§ **Job**
What is the number of lines in these entries that include "Mortgage"? Write that number and no other text.

§ **Dataset entries**
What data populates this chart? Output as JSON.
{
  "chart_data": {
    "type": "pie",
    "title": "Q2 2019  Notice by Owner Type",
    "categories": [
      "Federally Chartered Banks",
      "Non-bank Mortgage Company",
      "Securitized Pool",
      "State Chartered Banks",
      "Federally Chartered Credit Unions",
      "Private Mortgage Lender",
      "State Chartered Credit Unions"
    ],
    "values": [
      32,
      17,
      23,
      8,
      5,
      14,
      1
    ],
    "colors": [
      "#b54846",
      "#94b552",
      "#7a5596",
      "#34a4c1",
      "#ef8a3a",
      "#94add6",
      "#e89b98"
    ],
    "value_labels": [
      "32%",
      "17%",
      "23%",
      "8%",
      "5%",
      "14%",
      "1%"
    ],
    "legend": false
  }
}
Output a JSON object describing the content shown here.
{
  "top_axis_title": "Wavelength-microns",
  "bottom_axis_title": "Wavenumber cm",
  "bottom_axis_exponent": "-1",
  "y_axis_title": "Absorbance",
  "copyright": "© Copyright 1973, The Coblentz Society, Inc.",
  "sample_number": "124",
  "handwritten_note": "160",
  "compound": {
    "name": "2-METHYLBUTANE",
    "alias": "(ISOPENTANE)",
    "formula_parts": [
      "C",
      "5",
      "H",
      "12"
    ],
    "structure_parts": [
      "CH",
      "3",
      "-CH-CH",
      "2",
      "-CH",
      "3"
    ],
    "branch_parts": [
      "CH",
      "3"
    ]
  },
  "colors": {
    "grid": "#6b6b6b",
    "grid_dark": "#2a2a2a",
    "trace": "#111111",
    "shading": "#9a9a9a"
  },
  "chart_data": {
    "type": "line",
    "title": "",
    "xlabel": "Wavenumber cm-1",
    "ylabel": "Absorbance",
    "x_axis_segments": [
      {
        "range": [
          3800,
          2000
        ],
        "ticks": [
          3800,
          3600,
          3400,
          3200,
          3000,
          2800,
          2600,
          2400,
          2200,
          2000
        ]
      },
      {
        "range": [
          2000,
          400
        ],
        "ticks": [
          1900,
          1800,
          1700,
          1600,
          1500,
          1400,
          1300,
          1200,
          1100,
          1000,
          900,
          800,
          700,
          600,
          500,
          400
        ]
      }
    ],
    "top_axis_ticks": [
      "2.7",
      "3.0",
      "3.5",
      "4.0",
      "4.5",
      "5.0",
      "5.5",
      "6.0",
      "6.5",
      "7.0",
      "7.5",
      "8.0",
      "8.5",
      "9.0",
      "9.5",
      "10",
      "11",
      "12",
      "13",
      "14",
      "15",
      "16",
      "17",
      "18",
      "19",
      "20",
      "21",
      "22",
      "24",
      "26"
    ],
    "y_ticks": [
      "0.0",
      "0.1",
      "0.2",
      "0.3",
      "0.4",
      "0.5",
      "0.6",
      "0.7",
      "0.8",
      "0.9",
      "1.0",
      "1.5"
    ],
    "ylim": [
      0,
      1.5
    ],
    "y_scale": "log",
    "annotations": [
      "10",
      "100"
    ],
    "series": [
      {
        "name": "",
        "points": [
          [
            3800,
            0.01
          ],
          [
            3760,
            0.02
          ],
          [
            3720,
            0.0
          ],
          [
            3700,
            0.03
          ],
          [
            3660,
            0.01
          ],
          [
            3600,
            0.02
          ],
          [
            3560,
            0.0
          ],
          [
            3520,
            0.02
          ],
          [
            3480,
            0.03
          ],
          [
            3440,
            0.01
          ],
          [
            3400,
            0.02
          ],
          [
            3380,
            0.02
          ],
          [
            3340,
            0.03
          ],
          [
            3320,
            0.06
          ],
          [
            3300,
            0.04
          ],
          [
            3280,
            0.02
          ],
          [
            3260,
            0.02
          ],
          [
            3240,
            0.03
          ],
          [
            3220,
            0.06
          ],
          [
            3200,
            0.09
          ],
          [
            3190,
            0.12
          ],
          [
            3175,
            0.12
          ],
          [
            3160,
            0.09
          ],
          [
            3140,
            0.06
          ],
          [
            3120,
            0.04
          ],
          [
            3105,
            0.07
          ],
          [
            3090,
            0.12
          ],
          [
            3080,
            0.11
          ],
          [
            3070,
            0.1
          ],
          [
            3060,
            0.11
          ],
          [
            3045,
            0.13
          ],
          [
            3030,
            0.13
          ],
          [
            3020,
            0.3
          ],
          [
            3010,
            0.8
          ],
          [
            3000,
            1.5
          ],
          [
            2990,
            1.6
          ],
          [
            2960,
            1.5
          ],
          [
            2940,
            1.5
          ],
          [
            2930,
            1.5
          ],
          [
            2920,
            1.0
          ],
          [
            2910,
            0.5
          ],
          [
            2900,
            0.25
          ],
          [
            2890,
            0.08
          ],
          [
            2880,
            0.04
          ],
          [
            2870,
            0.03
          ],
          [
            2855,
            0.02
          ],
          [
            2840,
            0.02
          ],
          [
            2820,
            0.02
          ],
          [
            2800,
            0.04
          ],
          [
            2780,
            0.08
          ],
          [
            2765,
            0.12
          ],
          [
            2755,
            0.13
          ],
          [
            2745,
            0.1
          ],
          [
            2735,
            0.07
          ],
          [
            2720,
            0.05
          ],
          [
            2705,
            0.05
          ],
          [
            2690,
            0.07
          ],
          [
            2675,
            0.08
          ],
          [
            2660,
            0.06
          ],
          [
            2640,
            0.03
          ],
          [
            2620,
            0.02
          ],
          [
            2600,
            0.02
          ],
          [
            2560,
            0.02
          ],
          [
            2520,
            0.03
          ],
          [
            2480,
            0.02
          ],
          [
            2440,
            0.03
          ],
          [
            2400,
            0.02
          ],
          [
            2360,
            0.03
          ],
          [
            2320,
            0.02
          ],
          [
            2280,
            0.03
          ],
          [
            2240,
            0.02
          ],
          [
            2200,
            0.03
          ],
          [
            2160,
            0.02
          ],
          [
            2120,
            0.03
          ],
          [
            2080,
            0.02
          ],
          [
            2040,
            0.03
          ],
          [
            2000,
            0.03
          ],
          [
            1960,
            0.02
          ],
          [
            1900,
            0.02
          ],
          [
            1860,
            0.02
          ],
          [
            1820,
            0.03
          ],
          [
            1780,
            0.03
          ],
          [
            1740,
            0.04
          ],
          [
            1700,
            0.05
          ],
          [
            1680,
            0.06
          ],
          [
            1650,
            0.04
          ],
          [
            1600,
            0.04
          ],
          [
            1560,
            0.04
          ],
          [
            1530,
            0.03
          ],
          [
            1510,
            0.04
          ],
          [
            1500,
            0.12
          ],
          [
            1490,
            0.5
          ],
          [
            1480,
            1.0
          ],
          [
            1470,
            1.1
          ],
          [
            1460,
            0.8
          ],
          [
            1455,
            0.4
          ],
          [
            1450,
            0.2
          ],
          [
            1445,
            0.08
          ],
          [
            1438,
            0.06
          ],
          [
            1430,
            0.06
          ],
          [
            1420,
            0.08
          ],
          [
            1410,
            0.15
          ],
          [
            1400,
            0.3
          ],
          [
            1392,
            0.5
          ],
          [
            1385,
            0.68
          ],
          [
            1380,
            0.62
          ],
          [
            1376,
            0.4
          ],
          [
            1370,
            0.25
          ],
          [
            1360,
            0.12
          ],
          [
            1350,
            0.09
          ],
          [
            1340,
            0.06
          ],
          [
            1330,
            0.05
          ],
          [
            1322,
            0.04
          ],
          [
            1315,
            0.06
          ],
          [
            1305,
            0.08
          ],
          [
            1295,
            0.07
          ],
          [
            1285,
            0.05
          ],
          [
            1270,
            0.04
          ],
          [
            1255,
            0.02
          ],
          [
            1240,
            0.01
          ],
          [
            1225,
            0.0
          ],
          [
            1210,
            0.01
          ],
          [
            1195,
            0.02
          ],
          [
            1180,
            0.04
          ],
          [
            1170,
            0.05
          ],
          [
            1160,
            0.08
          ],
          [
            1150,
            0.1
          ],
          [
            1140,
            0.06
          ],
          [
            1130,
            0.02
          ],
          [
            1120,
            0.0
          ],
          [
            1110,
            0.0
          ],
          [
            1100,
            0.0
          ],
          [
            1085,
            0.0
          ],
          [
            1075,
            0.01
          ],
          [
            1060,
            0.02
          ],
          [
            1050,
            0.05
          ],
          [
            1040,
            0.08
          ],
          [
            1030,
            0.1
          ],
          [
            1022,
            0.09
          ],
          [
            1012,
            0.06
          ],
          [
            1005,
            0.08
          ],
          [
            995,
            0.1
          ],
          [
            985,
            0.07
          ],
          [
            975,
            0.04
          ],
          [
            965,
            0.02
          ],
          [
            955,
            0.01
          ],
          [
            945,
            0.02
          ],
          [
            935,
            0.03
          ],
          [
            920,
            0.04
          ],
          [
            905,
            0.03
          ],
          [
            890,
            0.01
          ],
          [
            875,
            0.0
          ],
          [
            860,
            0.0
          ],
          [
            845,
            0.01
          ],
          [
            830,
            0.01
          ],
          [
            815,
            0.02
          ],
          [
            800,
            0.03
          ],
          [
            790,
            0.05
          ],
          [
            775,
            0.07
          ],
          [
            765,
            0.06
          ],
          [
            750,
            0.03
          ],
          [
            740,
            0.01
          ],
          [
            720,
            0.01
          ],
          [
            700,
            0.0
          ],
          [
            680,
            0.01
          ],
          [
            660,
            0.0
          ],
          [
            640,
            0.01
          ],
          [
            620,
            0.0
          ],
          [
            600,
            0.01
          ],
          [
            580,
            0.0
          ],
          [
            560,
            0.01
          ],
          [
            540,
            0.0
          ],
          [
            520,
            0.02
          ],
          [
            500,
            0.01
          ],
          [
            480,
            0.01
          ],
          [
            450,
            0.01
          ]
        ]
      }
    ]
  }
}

§ **Completed task**
2